Recorded data:
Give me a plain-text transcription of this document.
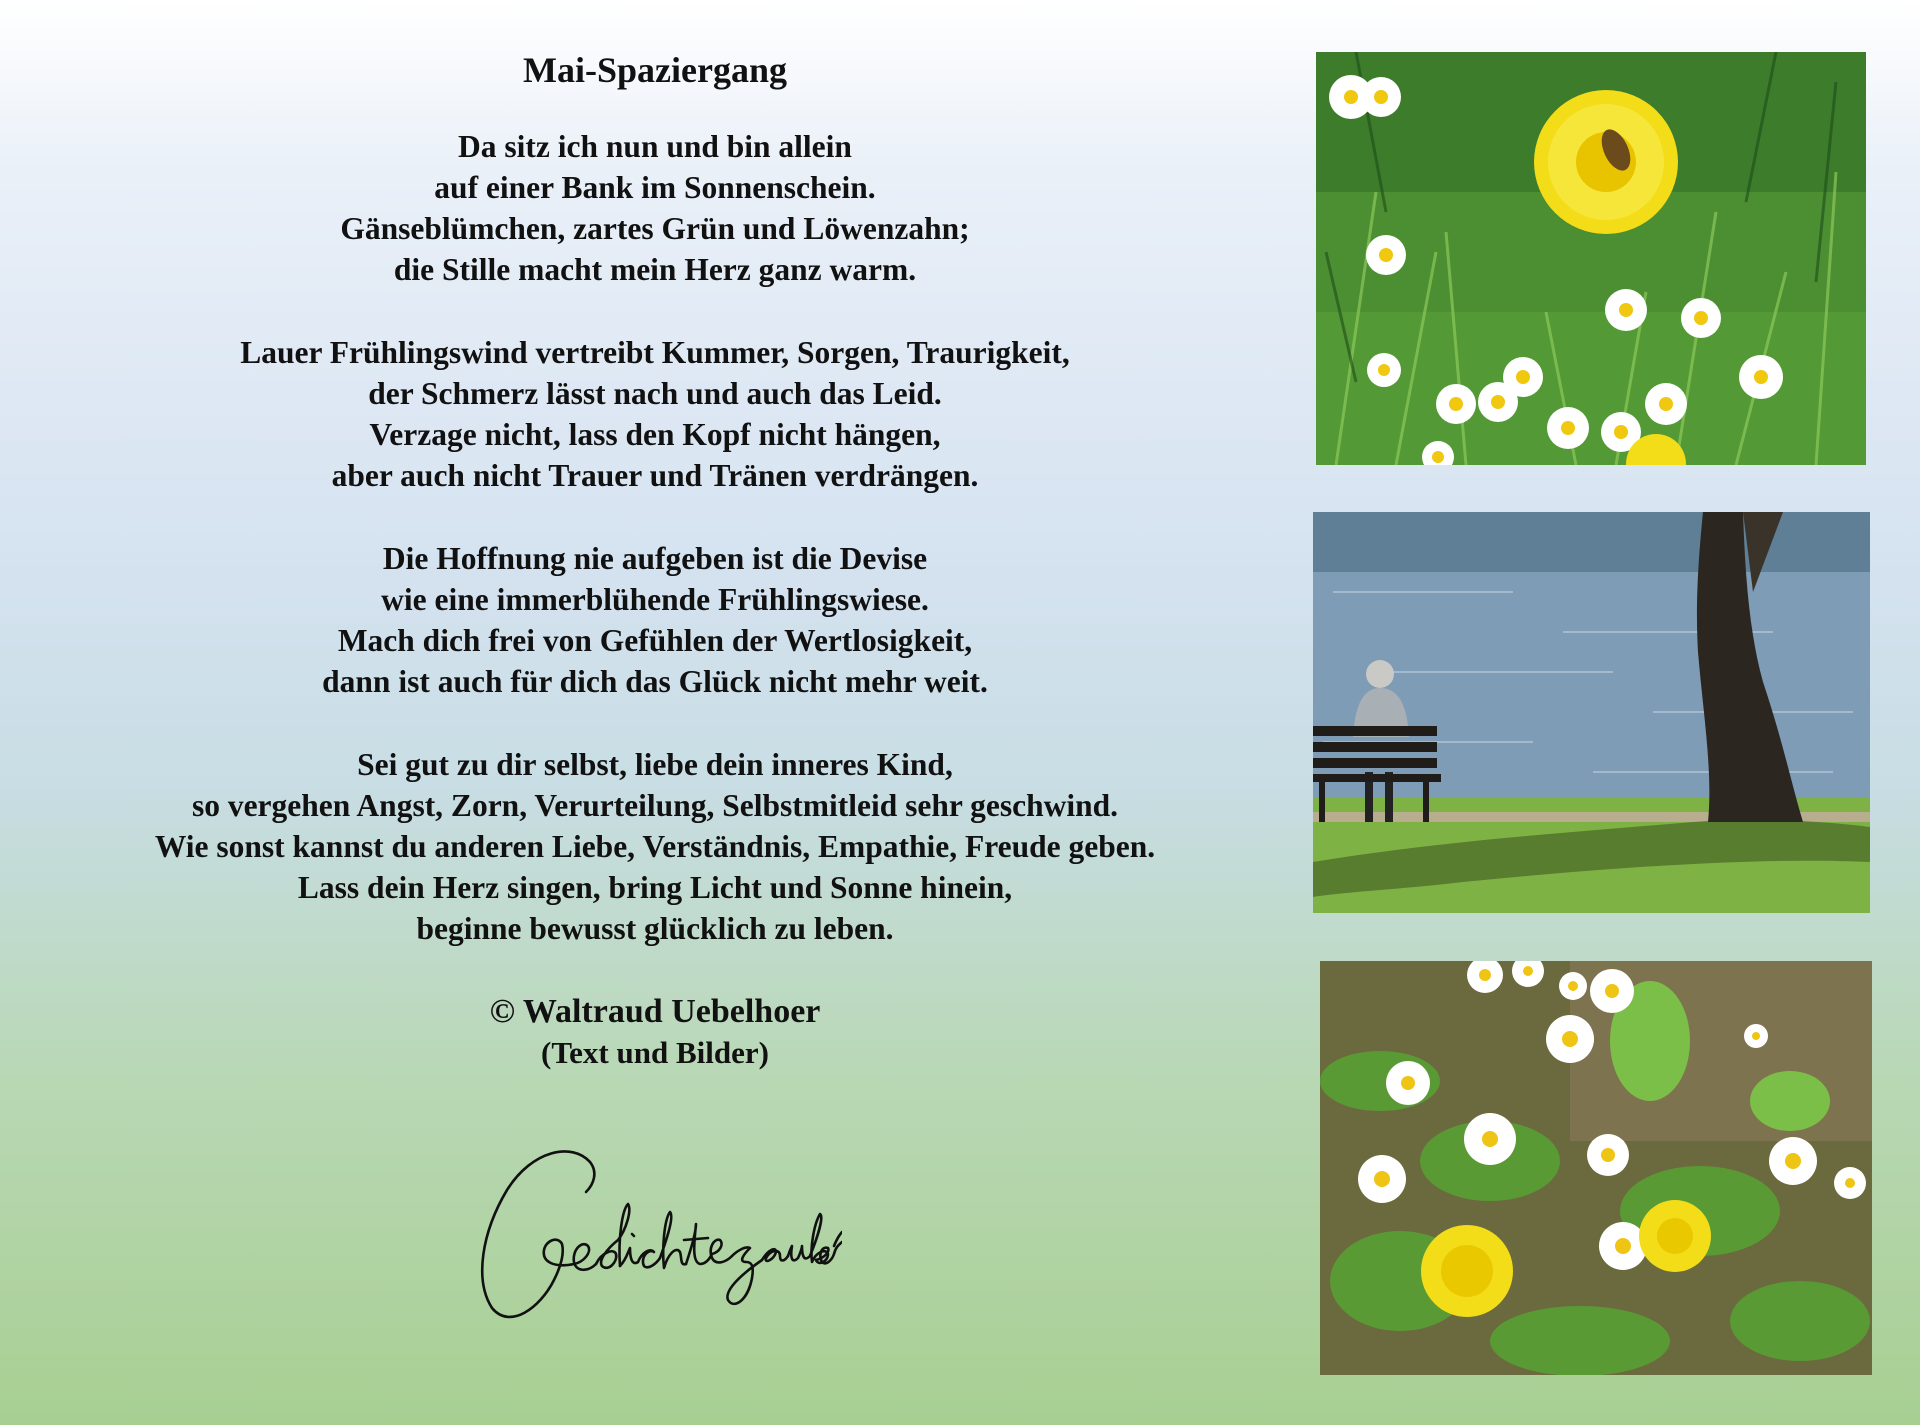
Mai-Spaziergang
Da sitz ich nun und bin allein
auf einer Bank im Sonnenschein.
Gänseblümchen, zartes Grün und Löwenzahn;
die Stille macht mein Herz ganz warm.
Lauer Frühlingswind vertreibt Kummer, Sorgen, Traurigkeit,
der Schmerz lässt nach und auch das Leid.
Verzage nicht, lass den Kopf nicht hängen,
aber auch nicht Trauer und Tränen verdrängen.
Die Hoffnung nie aufgeben ist die Devise
wie eine immerblühende Frühlingswiese.
Mach dich frei von Gefühlen der Wertlosigkeit,
dann ist auch für dich das Glück nicht mehr weit.
Sei gut zu dir selbst, liebe dein inneres Kind,
so vergehen Angst, Zorn, Verurteilung, Selbstmitleid sehr geschwind.
Wie sonst kannst du anderen Liebe, Verständnis, Empathie, Freude geben.
Lass dein Herz singen, bring Licht und Sonne hinein,
beginne bewusst glücklich zu leben.
© Waltraud Uebelhoer
(Text und Bilder)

What to produce =>
Copy each line of the entries that includes the word "Herz".

Response =>
die Stille macht mein Herz ganz warm.
Lass dein Herz singen, bring Licht und Sonne hinein,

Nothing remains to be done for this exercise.